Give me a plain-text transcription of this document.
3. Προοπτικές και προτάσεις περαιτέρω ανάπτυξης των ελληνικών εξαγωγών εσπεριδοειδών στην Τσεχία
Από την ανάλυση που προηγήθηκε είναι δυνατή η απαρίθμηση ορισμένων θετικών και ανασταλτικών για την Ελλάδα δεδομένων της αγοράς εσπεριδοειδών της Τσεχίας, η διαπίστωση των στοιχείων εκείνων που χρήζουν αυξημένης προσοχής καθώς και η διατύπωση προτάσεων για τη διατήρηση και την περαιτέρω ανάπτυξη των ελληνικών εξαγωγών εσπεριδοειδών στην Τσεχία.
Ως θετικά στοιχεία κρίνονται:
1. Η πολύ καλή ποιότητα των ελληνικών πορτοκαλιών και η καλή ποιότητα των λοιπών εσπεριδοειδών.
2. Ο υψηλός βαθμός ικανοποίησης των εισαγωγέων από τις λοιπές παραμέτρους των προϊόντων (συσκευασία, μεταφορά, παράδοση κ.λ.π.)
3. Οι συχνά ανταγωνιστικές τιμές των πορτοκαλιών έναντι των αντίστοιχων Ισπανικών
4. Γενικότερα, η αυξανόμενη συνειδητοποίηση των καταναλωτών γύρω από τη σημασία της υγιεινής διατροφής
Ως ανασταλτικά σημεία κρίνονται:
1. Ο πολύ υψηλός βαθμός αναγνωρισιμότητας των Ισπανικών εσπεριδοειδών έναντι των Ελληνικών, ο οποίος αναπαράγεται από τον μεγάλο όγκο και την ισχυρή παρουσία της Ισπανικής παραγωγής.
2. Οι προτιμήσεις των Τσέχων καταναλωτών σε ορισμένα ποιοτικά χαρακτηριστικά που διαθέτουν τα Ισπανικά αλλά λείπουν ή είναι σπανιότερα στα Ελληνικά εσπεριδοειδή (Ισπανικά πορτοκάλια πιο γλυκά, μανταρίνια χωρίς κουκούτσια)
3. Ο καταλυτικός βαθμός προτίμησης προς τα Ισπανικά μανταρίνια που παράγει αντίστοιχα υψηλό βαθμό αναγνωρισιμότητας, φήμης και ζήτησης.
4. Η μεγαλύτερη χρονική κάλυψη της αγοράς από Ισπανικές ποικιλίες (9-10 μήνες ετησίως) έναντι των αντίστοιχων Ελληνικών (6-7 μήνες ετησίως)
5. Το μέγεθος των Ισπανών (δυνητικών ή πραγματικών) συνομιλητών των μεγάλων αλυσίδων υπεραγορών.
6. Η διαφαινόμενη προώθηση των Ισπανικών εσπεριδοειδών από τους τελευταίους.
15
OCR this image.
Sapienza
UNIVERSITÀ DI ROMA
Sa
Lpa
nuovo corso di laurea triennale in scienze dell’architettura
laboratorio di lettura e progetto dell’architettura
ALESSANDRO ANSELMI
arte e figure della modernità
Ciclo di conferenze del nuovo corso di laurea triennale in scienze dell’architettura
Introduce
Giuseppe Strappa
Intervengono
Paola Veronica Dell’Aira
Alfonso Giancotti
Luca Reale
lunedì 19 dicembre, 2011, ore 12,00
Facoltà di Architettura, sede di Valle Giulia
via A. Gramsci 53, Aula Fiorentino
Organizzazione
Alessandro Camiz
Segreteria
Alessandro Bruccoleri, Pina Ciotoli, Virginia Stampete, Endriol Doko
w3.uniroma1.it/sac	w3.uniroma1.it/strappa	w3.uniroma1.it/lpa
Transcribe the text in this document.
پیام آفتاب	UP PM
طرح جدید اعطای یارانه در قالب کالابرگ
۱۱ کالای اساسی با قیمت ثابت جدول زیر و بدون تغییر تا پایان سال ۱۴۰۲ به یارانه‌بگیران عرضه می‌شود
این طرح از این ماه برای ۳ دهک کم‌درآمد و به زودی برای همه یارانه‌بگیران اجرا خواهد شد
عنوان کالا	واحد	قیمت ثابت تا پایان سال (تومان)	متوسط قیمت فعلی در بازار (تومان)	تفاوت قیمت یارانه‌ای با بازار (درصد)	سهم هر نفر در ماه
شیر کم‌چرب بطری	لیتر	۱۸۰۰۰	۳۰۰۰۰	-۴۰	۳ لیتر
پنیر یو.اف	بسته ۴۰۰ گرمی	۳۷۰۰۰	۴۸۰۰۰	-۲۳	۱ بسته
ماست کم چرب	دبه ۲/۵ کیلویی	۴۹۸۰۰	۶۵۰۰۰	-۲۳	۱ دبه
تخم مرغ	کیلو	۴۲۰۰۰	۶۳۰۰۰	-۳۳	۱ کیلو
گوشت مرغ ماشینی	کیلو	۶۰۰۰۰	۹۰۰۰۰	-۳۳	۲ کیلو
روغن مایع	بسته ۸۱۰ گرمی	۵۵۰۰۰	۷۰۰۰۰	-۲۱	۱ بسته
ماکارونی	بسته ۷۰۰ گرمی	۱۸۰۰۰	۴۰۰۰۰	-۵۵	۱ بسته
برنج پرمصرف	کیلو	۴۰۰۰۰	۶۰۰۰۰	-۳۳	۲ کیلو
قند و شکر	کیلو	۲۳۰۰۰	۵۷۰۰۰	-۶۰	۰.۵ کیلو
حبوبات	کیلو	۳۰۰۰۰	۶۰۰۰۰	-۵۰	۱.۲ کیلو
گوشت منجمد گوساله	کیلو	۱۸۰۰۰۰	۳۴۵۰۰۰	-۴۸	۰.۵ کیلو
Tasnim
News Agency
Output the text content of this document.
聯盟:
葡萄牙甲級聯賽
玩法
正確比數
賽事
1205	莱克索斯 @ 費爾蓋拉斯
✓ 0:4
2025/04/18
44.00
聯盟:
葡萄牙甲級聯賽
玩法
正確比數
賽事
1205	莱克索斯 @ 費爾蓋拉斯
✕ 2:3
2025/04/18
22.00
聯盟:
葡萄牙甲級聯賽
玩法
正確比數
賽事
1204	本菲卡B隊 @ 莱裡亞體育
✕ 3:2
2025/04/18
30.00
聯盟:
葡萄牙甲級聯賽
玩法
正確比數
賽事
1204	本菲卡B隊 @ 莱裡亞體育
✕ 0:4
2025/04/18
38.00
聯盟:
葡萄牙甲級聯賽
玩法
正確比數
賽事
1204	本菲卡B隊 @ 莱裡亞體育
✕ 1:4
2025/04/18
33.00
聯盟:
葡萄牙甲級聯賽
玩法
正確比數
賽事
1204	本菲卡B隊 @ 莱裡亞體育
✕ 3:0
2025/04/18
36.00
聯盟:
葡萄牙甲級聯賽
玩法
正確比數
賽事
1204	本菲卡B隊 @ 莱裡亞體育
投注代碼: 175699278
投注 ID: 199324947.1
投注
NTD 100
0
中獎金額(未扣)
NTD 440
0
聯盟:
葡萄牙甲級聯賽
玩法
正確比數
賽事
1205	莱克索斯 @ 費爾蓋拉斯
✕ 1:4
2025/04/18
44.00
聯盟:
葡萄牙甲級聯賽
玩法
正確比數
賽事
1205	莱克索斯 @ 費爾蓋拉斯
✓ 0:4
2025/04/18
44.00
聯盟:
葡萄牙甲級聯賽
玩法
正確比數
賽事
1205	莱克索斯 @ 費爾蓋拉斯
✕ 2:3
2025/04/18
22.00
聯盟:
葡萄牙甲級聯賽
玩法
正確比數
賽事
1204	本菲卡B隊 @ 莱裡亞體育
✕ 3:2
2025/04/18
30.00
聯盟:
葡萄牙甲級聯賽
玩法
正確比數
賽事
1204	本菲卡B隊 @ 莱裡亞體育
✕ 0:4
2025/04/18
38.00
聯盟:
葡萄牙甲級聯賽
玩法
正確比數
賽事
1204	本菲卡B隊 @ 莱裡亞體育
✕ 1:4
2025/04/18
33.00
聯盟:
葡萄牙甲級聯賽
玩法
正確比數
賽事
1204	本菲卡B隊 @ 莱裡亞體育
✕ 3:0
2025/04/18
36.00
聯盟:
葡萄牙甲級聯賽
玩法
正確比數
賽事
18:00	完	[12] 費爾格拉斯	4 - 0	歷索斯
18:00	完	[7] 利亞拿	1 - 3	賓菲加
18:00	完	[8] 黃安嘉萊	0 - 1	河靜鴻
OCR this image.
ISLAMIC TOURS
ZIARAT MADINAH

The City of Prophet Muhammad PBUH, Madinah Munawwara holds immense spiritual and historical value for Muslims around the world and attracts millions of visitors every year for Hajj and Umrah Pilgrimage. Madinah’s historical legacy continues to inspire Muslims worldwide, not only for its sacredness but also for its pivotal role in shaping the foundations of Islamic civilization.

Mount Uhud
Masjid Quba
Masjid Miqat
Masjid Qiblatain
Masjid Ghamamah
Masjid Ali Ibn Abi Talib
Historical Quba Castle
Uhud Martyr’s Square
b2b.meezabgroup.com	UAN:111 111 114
^^^^^^^^
SET PROBLEM
Scan the records above for the string "αντίστοιχων", then report every line that contains it.

EXPECTED ANSWER
3. Οι συχνά ανταγωνιστικές τιμές των πορτοκαλιών έναντι των αντίστοιχων Ισπανικών
4. Η μεγαλύτερη χρονική κάλυψη της αγοράς από Ισπανικές ποικιλίες (9-10 μήνες ετησίως) έναντι των αντίστοιχων Ελληνικών (6-7 μήνες ετησίως)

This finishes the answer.